STATED GOAL » Extract each line containing the string "Ethiopia".

SUPPLIED RECORDS »
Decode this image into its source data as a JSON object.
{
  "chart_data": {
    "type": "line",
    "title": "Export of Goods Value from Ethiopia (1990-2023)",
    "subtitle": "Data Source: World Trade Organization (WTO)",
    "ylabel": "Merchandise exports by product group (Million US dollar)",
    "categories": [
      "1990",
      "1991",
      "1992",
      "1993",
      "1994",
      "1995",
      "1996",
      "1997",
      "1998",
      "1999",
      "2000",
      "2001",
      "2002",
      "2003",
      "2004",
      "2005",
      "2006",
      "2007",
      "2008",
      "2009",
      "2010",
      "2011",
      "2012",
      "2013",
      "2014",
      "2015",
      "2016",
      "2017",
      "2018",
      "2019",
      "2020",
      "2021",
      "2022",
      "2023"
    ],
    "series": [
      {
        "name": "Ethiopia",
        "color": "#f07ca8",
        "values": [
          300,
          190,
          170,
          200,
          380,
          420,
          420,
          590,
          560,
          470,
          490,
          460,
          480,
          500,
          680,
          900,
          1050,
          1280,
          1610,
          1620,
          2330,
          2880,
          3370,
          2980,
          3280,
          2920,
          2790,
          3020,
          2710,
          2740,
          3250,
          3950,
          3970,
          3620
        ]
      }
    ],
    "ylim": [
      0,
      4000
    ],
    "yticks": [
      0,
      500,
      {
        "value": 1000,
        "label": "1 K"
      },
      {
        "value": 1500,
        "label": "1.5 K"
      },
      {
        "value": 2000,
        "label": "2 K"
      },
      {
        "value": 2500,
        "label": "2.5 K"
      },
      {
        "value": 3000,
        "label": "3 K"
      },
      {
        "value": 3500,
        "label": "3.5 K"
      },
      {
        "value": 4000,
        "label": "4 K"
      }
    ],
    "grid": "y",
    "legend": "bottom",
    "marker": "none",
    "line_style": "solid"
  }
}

RESPONSE TO THIS TASK »
    "title": "Export of Goods Value from Ethiopia (1990-2023)",
        "name": "Ethiopia",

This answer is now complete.